* START EXTRACT PROVIDED *

In lieu of an abstract, here is a brief excerpt of the content:

Reviewed by:
  • A Notorious Woman: Anne Royall in Jacksonian America by Elizabeth J. Clapp
  • Amanda R. Mushal
A Notorious Woman: Anne Royall in Jacksonian America. By Elizabeth J. Clapp. (Charlottesville and London: University of Virginia Press, 2016. Pp. xii, 263. $39.50, ISBN 978-0-8139-3836-3.)

In her study of nineteenth-century travel writer and newspaper editor Anne Royall, Elizabeth J. Clapp argues that Royall's life reflected contemporary struggles over women's roles, especially as evangelicals fought for ascendancy in the 1820s. Using Royall's own published writings and business correspondence, as well as court records, pension files, and commentary by editors and acquaintances, Clapp also sheds light on a Jacksonian America whose political culture feels surprisingly relevant today: one in which media shaped the national discourse; personality could be parlayed into political influence; and debate surrounded the role of religion in public life.

Royall is perhaps best known for the ten travel accounts she penned in the late 1820s and early 1830s. The widow of a planter and Revolutionary War officer, Royall supported herself through travel writing as she followed [End Page 412] stagecoach routes throughout the country and, later, by editing two independent Washington, D.C., newspapers. Through her publications, she campaigned vigorously against the evils she saw as threatening American liberties, including the Bank of the United States, corruption in government, and a growing evangelical movement.

In so doing, Royall largely ignored forces that sought to limit women's roles in public life. Yet gender remained a powerful feature of contemporary discourse, and Clapp shows effectively how both Royall and her detractors deployed these ideas to undermine each other's positions. Most dramatically, members of an evangelical congregation in Washington took Royall to court in 1829 on the archaic charge of being a "common scold" (p. 136). Turning on notions of female respectability, it was a gendered charge, one that Clapp argues was used to discredit a political opponent while allowing evangelicals to define the terms of respectable womanhood.

Clapp's argument here is well executed if not surprising given the growing body of scholarship on gender in nineteenth-century America. Yet her subject adds nuances to our understanding of the era. Unlike many other politically active women, Royall opposed abolition and women's rights and was contemptuous of female reformers, seeing them as the dupes of evangelicals. In contrast to scholarship that focuses on the progressive aspects of antebellum reforms, Clapp shows, through Royall, a counterargument that viewed evangelicals' efforts to legislate godliness as a fundamental threat to American liberties.

* END EXTRACT PROVIDED *
* START INFORMATION SHOWN *

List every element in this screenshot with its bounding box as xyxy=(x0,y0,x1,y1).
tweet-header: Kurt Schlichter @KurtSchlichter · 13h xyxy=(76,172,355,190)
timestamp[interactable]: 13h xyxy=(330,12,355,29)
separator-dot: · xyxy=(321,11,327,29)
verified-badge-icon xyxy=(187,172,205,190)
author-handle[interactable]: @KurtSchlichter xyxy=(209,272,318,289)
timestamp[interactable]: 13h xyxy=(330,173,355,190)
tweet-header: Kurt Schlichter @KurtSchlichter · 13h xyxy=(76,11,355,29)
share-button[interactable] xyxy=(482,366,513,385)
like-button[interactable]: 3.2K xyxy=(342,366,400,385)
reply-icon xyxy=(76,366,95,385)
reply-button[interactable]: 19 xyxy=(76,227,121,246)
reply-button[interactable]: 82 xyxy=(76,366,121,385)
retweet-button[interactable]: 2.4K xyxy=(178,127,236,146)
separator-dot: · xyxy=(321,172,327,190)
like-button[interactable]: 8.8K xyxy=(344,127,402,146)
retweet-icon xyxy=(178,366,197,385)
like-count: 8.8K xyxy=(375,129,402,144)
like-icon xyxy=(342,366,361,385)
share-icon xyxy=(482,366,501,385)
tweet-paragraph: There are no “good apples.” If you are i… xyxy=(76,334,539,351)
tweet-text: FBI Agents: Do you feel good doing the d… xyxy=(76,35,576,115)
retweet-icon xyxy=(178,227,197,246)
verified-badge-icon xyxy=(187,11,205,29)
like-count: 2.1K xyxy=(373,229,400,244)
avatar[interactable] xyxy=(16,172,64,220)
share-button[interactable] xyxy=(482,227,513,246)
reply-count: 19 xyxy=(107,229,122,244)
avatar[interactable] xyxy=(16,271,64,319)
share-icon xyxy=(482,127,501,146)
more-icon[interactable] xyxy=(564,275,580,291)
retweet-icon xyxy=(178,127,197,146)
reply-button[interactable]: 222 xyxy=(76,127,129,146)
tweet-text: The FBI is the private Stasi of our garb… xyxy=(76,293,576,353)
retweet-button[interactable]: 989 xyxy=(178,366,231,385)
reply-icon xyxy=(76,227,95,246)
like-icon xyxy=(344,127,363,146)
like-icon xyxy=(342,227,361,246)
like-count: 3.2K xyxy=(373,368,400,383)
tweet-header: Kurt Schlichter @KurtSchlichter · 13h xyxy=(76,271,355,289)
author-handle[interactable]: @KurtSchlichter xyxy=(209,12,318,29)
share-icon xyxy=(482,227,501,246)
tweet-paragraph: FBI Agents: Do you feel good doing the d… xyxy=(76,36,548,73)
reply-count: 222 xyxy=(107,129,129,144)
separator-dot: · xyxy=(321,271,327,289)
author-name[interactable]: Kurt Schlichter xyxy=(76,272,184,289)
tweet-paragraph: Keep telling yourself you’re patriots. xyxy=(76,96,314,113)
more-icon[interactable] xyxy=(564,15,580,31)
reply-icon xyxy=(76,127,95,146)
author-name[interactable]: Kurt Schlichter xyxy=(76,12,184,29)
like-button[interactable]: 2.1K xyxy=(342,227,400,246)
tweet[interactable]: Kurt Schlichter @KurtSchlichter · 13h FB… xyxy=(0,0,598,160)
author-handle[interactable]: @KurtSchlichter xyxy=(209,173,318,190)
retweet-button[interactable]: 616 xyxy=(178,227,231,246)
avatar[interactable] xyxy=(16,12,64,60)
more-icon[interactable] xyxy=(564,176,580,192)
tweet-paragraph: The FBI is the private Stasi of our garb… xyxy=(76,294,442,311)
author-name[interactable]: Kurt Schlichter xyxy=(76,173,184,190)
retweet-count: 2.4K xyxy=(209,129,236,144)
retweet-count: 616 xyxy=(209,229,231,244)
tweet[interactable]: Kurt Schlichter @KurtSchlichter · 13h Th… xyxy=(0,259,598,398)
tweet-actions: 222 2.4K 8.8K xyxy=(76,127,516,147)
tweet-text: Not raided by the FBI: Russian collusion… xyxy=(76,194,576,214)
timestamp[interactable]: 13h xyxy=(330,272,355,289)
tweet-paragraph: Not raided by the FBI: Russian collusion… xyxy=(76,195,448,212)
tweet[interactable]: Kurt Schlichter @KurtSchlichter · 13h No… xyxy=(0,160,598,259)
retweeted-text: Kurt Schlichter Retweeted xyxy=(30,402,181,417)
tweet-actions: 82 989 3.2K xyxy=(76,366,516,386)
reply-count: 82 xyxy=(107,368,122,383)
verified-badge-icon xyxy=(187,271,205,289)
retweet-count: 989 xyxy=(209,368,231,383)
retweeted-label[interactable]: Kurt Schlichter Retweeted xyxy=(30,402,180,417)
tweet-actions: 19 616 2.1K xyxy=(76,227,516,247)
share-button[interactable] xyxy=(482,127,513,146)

* END INFORMATION SHOWN *

# [WHAT THE TASK ASKS]
Answer these from the book review:
(a) How many travel accounts did Royall write?
(b) In what year did members of an evangelical congregation in Washington take Royall to court?
(c) Which press published the book under review?
The records have no connection to the book review.

# [COMPLETED TASK]
(a) Ten
(b) 1829
(c) University of Virginia Press